→ **TASK PROMPT**
Copy, from the entries below, each line where the word "paste" can be found.

[Data records]
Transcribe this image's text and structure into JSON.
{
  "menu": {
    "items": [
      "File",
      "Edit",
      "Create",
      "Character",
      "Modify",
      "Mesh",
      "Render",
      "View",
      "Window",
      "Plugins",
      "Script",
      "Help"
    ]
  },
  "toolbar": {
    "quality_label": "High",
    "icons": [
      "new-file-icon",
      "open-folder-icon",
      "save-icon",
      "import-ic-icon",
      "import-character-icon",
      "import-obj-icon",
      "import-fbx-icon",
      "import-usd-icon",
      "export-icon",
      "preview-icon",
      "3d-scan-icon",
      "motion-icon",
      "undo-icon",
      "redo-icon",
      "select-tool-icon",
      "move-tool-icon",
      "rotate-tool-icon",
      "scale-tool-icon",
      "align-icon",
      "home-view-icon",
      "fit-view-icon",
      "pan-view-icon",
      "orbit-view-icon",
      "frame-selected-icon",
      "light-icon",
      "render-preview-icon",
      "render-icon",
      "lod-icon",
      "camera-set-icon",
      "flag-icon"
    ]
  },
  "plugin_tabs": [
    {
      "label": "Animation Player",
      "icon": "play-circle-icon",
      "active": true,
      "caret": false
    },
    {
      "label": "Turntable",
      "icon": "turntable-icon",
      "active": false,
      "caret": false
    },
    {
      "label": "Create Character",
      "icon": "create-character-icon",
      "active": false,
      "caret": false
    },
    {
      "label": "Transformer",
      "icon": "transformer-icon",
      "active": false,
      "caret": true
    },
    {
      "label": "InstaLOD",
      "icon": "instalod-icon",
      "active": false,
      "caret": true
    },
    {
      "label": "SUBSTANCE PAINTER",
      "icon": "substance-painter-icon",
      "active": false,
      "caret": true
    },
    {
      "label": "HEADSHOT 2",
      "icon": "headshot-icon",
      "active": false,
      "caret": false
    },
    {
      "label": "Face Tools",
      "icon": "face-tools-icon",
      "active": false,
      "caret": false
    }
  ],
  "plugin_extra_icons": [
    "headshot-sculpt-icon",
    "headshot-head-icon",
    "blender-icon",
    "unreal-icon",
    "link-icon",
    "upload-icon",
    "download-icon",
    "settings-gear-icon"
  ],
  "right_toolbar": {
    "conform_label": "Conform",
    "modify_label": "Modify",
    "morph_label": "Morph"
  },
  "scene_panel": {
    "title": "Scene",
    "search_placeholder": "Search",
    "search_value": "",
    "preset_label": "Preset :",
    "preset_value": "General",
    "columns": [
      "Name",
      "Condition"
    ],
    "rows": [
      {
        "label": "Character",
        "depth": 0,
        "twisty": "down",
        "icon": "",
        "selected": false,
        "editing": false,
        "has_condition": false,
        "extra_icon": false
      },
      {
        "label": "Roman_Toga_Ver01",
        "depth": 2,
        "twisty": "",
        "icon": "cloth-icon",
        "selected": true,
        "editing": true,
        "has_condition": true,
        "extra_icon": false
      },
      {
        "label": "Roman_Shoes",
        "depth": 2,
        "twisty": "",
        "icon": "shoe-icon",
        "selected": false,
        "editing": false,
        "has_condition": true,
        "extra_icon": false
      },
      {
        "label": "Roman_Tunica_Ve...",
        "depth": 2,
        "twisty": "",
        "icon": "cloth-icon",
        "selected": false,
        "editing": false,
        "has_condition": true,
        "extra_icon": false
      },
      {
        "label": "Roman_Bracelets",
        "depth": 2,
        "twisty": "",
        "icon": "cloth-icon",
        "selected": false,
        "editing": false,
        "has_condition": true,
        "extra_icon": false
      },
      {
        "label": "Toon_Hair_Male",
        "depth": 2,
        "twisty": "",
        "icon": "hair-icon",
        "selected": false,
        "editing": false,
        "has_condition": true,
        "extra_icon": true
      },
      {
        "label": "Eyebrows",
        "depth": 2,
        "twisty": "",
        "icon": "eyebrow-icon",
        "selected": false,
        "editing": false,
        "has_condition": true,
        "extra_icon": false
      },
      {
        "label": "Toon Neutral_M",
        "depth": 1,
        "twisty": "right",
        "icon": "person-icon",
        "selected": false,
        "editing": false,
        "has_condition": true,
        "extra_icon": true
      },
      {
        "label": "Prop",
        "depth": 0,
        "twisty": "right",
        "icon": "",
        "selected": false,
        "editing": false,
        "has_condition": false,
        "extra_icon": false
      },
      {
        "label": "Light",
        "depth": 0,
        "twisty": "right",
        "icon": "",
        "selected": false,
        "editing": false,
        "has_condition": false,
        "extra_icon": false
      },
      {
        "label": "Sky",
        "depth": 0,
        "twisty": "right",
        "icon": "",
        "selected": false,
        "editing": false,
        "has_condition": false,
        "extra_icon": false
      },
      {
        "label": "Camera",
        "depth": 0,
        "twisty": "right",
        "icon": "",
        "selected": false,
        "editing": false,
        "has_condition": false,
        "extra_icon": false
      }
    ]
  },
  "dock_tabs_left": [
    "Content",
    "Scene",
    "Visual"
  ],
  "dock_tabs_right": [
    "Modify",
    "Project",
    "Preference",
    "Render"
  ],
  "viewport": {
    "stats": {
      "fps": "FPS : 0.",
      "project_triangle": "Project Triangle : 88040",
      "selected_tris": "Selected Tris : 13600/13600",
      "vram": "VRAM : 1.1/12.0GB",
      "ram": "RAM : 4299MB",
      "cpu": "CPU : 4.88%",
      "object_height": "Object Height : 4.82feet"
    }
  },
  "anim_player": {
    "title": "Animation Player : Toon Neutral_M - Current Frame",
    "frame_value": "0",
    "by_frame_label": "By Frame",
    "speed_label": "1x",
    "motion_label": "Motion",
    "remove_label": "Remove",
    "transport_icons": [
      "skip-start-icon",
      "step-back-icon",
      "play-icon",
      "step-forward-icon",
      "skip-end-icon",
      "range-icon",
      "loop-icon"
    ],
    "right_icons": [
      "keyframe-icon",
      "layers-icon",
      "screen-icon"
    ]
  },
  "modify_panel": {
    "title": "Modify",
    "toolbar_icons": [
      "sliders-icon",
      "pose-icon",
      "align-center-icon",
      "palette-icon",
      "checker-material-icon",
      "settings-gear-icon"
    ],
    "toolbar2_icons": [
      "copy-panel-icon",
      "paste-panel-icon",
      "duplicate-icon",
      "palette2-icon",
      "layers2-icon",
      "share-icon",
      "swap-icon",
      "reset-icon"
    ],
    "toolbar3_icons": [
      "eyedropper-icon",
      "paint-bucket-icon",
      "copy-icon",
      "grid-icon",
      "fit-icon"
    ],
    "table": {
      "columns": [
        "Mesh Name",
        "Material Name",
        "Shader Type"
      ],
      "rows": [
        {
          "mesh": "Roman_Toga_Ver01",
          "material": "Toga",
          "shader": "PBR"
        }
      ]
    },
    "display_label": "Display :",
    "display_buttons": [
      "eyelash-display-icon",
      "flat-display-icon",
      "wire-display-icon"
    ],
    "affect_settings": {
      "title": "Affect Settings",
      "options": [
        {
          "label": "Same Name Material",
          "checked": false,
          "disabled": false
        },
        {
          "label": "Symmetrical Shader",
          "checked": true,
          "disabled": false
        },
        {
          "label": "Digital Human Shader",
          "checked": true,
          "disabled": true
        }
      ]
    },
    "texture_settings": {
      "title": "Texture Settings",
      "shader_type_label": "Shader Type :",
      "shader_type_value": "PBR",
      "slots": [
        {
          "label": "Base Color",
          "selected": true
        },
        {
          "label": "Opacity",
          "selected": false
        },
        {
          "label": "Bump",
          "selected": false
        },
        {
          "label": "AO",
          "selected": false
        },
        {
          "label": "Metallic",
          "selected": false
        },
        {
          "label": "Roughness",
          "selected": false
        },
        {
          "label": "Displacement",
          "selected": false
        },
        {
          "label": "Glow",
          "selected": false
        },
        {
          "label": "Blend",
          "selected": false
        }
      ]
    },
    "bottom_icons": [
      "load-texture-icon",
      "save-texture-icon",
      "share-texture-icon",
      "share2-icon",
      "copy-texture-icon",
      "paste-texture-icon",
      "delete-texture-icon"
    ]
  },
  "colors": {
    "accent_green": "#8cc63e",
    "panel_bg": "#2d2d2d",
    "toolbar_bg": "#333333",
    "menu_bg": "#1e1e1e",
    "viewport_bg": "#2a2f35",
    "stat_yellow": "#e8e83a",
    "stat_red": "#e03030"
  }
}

→ **ANSWER FOR THE TASK**
      "paste-panel-icon",
      "paste-texture-icon",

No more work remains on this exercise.